**Reading text:**
CryoDRGN-ET Subtomogram Analysis

how to perform heterogeneous reconstruction using cryo-ET subtomograms

Now available as part of a production/stable release in cryodrgn version 3.3.0! See News and Release Notes

CryoDRGN-ET for subtomogram analysis has been made available as of version 3.0.0+ using additional flags passed to the train_vae command:

cryodrgn train_vae particles_from_M.star --encode-mode tilt --dose-per-tilt 2.93 --angle-per-tilt 3.0 --ctf ctf.pkl --poses pose.pkl --datadir /data/subtiltstacks/ --zdim 8 -n 50 --beta 0.025 -o my_output_directory/

Note that --encode-mode tilt as well as a given value for --dose-per-tilt are required to activate subtomogram analysis, while --angle-per-tilt is optional with a default value of 3.

We describe here a typical workflow for preparing tilt series inputs for use with cryoDRGN heterogeneous reconstruction, training a reconstruction model, and analyzing its outputs. See our preprint here for a description of the cryoDRGN-ET method and associated results.

**What you need to do:**
1: Reproduce the portion of the cryoDRGN-ET page from "CryoDRGN-ET Subtomogram Analysis" up to and including "value of 3.".
2: Answer these questions using the cryoDRGN-ET page.
(a) In which cryodrgn version is the feature part of a production/stable release?
(b) Which two flags must be given to activate subtomogram analysis?
(c) What is the default value of --angle-per-tilt?
3: Continue the cryoDRGN-ET page past its last sentence.

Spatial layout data
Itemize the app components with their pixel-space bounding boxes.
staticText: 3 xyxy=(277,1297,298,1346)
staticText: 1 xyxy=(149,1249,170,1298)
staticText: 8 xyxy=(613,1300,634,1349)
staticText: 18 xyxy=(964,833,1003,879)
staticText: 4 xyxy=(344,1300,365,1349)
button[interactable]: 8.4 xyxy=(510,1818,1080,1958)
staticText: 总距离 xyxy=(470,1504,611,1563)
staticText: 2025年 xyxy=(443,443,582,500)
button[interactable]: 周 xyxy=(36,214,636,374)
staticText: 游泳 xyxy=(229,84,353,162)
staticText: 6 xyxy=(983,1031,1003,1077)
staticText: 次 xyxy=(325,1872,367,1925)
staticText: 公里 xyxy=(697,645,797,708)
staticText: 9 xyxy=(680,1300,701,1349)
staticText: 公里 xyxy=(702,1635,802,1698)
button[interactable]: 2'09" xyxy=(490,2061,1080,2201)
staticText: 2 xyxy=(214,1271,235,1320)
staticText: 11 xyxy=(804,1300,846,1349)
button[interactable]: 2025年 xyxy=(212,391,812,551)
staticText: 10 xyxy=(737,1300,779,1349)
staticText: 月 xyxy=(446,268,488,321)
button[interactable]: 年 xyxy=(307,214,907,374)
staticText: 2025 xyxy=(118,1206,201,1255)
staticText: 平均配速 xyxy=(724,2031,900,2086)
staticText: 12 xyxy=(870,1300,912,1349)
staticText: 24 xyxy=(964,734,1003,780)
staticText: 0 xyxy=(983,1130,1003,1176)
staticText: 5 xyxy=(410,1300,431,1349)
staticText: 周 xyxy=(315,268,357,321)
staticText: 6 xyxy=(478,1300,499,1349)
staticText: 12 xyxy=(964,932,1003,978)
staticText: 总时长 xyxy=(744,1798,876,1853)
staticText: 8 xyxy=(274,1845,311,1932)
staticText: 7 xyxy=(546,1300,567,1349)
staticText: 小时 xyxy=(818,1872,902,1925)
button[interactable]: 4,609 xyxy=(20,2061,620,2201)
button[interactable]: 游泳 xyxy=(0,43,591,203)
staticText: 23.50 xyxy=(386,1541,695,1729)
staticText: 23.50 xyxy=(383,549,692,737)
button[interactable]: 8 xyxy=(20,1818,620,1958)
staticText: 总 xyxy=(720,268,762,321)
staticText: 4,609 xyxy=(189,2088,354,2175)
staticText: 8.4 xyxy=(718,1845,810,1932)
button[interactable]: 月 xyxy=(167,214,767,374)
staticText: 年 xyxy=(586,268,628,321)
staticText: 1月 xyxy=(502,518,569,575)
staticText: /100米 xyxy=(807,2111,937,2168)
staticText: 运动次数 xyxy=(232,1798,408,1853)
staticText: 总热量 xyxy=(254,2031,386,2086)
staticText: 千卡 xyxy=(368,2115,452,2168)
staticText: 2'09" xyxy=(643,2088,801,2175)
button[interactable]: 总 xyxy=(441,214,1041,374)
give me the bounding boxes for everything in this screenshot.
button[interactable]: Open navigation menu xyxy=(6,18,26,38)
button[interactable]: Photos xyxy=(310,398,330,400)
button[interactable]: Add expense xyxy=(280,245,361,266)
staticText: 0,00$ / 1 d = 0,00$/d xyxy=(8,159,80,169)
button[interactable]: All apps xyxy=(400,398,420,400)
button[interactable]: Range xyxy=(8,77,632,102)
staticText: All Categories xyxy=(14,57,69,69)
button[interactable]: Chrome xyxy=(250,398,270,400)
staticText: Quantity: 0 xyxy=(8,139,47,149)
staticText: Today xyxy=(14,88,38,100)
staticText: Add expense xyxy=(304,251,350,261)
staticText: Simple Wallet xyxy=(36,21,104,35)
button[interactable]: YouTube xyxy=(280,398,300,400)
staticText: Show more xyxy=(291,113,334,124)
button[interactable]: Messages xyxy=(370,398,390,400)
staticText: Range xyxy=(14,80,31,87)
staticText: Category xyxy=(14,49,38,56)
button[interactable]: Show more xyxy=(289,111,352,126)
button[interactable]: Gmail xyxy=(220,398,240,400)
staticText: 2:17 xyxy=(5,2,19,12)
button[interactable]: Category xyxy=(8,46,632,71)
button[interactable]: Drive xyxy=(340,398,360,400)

**Exercise answers:**
1:
CryoDRGN-ET Subtomogram Analysis

how to perform heterogeneous reconstruction using cryo-ET subtomograms

Now available as part of a production/stable release in cryodrgn version 3.3.0! See News and Release Notes

CryoDRGN-ET for subtomogram analysis has been made available as of version 3.0.0+ using additional flags passed to the train_vae command:

cryodrgn train_vae particles_from_M.star --encode-mode tilt --dose-per-tilt 2.93 --angle-per-tilt 3.0 --ctf ctf.pkl --poses pose.pkl --datadir /data/subtiltstacks/ --zdim 8 -n 50 --beta 0.025 -o my_output_directory/

Note that --encode-mode tilt as well as a given value for --dose-per-tilt are required to activate subtomogram analysis, while --angle-per-tilt is optional with a default value of 3.

2:
(a) Version 3.3.0.
(b) --encode-mode tilt and a value for --dose-per-tilt.
(c) 3.

3:
Preprocessing

Export particles

CryoDRGN-ET expects 2D particle tilt series images in a .star file exported from Windows Warp/M. From RELION5, 2D particle tilt series images without CTF premultiplication can be extracted using the --no_ctf option. We are currently beta-testing a conversion script, please contact us if you are interested in testing cryoDRGN-ET with particles exported from RELION5 --tomo . Additionally, we are actively working to support CTF-corrected images exported from WarpTools.

If you intend to perform subvolume refinement or tomogram visualization, we recommend also exporting highly binned subvolumes to generate a 3D star file at this stage, since additional Warp/M processing could result in particle reordering (!), which would affect downstream refinement if filtering with cryoDRGN-ET.

Prepare cryoDRGN-ET input files

Here we will assume our tilt series images have been exported to the file particles_from_M.star, and that we have already loaded a conda environment named cryodrgn with cryoDRGN installed. We will need to extract separate .pkl files containing CTF parameters and pose estimates from this .star file for use with cryoDRGN commands.

Example 2D star file:

13KB

FAS_fromM_subtilts.star

Downsample images (if necessary)

To reduce cryoDRGN runtimes, you may first want to consider downsampling your images to a more manageable size. This must be done for each of the image stacks referenced in the .star file individually.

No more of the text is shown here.